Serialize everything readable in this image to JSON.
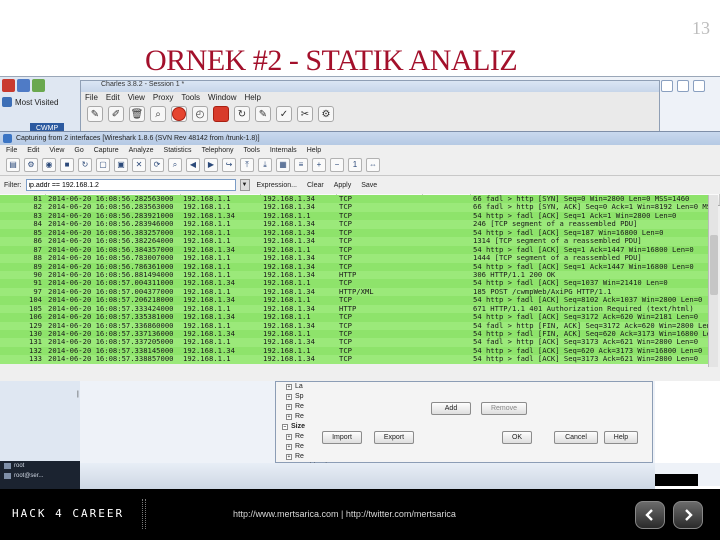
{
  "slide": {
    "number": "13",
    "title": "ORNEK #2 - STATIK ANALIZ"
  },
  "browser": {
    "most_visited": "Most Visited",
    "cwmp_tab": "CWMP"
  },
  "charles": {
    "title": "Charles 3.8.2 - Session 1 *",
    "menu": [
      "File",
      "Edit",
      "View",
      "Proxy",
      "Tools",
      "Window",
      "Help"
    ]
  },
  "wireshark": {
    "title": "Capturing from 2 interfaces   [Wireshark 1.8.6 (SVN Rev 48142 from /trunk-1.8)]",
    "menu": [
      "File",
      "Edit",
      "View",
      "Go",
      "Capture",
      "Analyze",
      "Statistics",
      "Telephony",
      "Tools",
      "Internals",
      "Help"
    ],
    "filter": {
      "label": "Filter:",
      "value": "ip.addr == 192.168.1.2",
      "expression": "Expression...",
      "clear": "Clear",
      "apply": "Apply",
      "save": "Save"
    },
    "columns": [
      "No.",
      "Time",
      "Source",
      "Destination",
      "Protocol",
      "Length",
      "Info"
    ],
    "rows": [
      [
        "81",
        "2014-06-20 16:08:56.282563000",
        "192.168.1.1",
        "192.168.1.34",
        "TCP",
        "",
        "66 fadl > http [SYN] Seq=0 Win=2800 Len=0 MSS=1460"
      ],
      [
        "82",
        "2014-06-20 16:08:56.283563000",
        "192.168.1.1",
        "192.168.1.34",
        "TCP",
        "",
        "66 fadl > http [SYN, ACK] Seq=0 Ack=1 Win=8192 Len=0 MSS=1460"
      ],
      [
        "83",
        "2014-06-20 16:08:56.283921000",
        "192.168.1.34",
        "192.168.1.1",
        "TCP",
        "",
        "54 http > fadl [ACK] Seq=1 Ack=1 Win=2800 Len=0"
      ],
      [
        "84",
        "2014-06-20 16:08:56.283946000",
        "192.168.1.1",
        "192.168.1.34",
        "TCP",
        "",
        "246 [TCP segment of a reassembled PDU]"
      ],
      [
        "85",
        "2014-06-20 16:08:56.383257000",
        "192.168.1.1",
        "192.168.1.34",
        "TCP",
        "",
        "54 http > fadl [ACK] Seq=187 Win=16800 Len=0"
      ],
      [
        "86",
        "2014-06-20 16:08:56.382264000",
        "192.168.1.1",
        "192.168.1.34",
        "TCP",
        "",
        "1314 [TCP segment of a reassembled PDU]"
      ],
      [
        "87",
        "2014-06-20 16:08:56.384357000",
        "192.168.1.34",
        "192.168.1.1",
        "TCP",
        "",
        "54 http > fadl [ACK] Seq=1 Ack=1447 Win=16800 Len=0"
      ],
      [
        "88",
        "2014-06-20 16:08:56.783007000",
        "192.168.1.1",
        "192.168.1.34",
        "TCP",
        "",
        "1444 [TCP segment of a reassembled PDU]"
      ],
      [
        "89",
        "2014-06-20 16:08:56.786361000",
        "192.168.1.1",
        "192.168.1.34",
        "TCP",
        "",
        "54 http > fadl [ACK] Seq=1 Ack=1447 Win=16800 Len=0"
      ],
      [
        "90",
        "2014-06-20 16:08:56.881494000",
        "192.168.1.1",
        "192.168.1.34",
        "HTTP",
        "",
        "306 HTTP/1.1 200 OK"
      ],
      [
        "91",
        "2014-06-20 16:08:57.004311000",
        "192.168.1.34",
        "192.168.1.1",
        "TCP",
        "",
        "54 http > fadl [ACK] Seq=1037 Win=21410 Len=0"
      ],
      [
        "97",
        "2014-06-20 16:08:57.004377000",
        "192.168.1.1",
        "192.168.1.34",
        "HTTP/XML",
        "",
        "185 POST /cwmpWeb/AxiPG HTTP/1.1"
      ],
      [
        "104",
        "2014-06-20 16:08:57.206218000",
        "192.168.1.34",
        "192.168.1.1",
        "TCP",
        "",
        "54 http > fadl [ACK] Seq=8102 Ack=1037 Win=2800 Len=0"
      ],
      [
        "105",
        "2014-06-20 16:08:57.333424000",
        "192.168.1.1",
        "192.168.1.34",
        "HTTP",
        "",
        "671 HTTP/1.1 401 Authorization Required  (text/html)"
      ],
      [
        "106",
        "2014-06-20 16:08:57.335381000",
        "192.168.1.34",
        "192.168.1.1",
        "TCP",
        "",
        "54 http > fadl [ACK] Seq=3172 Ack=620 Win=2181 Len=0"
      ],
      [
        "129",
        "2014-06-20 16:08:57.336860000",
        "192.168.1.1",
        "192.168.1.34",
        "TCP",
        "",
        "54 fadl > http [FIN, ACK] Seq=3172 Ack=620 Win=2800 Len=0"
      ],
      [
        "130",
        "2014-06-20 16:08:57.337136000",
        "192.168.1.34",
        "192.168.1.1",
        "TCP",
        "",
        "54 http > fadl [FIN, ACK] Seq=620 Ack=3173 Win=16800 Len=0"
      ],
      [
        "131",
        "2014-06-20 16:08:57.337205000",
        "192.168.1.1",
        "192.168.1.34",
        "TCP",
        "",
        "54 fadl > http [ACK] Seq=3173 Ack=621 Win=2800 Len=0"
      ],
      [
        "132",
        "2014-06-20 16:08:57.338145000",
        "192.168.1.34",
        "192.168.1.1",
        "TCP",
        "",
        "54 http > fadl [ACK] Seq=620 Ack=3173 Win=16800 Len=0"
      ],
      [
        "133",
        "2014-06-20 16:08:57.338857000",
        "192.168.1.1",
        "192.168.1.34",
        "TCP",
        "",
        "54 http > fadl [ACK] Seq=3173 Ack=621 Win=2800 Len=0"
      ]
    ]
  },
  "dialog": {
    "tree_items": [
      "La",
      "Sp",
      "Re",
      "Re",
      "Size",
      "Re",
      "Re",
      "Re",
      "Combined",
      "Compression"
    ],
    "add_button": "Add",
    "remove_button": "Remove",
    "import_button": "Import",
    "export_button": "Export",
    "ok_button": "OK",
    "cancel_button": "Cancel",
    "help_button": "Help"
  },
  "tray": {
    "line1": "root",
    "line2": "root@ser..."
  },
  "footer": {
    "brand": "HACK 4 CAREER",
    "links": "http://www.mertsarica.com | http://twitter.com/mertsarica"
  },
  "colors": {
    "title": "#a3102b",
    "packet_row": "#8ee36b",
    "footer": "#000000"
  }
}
━━━━━━━━━━━━━━━━━━━━━━━━━━━━━━
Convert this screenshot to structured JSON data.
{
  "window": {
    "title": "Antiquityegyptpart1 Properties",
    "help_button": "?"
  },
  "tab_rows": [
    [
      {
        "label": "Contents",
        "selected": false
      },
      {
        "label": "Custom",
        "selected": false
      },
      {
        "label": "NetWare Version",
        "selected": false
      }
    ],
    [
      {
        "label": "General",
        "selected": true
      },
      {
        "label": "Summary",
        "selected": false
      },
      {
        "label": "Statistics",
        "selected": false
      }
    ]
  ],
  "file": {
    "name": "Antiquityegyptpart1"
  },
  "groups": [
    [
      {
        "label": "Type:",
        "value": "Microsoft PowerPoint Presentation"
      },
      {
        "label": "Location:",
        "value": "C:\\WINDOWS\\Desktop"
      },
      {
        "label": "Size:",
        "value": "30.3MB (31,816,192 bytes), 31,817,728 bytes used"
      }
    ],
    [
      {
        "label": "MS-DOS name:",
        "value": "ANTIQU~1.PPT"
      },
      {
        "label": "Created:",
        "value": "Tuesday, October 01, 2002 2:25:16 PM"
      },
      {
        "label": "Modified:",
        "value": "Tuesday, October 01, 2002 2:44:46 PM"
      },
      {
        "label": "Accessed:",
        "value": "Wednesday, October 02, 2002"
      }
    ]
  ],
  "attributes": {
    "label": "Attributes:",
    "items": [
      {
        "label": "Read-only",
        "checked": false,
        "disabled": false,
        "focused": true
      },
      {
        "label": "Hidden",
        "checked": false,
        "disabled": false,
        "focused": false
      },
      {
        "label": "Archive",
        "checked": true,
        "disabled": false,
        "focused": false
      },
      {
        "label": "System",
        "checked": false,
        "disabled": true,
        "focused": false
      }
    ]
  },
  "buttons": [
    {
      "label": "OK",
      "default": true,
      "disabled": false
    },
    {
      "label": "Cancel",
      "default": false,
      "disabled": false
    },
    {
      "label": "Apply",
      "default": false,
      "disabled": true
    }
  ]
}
━━━━━━━━━━━━━━━━━━━━━━━━━━━━━━
§ The problem: In the records above, locate the lines holding the word "October". Copy each of them.

§ Result:
        "value": "Tuesday, October 01, 2002 2:25:16 PM"
        "value": "Tuesday, October 01, 2002 2:44:46 PM"
        "value": "Wednesday, October 02, 2002"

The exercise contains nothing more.